**Exercise**
Check each line of the listing below for the string "Time", and copy the ones that have it.

==== Provided records

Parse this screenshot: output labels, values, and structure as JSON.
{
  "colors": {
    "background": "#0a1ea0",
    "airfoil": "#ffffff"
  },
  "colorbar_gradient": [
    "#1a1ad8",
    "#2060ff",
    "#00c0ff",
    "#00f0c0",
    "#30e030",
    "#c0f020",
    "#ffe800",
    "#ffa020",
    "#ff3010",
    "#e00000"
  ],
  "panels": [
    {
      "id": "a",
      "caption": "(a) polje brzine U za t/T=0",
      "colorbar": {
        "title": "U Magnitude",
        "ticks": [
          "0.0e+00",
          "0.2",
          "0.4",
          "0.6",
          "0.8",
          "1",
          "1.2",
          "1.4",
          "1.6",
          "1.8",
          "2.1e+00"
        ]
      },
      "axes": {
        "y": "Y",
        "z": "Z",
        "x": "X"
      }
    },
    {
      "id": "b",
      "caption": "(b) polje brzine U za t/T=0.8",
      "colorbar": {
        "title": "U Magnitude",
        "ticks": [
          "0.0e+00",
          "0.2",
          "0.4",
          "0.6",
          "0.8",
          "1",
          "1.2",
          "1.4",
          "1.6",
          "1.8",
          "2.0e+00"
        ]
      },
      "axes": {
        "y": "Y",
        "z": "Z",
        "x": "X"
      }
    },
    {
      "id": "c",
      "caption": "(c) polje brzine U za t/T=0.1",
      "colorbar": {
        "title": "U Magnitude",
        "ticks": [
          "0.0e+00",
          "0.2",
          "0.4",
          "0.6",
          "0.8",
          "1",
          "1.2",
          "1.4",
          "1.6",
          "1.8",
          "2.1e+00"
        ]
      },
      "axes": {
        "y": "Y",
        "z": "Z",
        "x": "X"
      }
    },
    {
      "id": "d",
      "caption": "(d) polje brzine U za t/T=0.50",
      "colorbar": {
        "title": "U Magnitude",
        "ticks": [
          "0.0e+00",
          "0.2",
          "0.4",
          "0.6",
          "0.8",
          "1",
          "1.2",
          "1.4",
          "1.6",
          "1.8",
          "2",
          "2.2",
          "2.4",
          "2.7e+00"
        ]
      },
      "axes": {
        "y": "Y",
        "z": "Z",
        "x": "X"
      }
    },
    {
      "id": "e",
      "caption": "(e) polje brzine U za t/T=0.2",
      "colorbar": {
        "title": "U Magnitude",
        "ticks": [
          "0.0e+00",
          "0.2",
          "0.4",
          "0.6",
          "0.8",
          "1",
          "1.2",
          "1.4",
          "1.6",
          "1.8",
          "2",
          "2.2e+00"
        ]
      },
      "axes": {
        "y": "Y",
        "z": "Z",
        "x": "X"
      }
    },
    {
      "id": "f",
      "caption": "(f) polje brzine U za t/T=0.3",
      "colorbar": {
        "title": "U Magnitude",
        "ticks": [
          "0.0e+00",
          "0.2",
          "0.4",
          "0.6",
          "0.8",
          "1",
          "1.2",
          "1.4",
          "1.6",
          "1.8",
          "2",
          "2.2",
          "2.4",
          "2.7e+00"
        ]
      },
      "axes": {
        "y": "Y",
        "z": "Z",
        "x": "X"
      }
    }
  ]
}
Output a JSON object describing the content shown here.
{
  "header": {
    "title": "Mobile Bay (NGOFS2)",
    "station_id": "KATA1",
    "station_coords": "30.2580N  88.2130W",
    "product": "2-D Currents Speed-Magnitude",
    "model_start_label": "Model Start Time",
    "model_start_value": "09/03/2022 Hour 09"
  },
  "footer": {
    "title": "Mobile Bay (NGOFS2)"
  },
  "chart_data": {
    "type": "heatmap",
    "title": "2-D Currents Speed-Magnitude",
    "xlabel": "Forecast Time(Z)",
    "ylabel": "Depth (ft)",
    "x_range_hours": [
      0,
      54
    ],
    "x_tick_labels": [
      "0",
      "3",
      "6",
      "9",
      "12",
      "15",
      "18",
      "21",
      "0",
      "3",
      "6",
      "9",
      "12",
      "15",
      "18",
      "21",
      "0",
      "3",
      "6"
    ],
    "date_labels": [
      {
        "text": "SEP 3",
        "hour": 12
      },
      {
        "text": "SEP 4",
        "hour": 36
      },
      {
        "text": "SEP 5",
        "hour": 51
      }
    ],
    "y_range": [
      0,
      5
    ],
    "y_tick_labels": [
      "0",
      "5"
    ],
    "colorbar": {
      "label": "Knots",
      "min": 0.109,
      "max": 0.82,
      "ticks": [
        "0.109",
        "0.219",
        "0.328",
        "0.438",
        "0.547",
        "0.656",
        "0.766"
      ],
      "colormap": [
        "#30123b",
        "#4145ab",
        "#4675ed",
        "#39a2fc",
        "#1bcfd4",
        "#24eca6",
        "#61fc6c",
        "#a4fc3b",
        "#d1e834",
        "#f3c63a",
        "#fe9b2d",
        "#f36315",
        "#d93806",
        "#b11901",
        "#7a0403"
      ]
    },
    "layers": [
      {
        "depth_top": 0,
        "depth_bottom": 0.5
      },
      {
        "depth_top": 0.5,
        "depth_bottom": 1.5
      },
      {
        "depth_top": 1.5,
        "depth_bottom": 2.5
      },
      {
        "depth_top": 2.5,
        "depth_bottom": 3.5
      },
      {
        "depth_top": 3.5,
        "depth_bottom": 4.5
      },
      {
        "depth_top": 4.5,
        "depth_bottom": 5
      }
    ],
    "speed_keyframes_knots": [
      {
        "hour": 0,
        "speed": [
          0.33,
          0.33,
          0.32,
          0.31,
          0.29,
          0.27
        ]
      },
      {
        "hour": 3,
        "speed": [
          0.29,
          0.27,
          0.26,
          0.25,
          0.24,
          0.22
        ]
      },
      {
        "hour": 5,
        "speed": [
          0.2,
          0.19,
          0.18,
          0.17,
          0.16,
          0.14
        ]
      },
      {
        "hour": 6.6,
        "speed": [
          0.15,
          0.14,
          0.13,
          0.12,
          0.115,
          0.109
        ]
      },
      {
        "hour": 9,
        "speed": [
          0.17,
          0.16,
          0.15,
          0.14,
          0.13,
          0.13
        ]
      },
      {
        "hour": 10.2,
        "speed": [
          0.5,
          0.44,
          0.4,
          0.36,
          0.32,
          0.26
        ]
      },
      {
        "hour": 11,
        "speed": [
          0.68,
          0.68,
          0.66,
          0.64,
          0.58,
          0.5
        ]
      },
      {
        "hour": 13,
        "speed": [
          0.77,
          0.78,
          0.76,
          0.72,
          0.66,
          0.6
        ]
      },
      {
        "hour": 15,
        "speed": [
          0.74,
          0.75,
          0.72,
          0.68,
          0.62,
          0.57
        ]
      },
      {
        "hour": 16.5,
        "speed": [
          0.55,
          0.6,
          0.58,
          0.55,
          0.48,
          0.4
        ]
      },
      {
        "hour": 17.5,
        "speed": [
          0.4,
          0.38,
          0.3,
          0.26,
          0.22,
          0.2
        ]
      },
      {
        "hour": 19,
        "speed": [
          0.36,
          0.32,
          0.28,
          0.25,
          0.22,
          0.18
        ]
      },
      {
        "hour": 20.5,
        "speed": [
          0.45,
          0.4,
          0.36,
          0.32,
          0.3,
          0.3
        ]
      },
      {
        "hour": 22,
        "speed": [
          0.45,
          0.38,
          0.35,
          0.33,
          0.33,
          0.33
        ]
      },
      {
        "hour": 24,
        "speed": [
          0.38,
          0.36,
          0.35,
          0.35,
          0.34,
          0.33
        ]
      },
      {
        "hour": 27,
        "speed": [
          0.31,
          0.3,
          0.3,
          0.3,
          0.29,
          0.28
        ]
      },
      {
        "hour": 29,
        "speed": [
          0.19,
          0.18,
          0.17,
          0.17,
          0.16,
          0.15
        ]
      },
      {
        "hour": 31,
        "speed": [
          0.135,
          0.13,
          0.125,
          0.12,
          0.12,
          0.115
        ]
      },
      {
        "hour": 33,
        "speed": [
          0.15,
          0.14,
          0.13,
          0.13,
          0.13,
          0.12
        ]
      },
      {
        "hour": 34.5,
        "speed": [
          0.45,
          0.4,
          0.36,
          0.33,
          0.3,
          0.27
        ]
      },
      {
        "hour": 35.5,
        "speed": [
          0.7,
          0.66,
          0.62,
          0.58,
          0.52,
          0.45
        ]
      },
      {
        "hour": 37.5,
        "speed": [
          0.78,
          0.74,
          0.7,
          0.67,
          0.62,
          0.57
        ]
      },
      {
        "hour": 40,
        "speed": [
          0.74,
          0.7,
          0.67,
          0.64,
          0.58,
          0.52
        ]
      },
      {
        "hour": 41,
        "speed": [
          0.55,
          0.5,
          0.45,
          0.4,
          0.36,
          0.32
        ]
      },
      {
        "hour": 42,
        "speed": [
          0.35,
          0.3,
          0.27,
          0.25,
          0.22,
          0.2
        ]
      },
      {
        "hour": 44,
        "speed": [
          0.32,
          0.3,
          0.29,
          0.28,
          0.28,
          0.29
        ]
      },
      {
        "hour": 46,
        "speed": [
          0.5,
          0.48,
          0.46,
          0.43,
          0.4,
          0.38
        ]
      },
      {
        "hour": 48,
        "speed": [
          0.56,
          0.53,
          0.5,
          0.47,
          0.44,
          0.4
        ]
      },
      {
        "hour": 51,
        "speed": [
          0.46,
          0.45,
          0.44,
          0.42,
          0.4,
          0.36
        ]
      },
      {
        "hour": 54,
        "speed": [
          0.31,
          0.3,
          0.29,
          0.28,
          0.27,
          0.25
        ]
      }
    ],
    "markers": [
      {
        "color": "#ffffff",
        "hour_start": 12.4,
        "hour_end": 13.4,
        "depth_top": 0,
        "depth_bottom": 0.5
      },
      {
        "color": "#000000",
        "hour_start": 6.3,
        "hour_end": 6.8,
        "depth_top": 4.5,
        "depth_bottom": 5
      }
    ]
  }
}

========

**Expected answer**
    "model_start_label": "Model Start Time",
    "xlabel": "Forecast Time(Z)",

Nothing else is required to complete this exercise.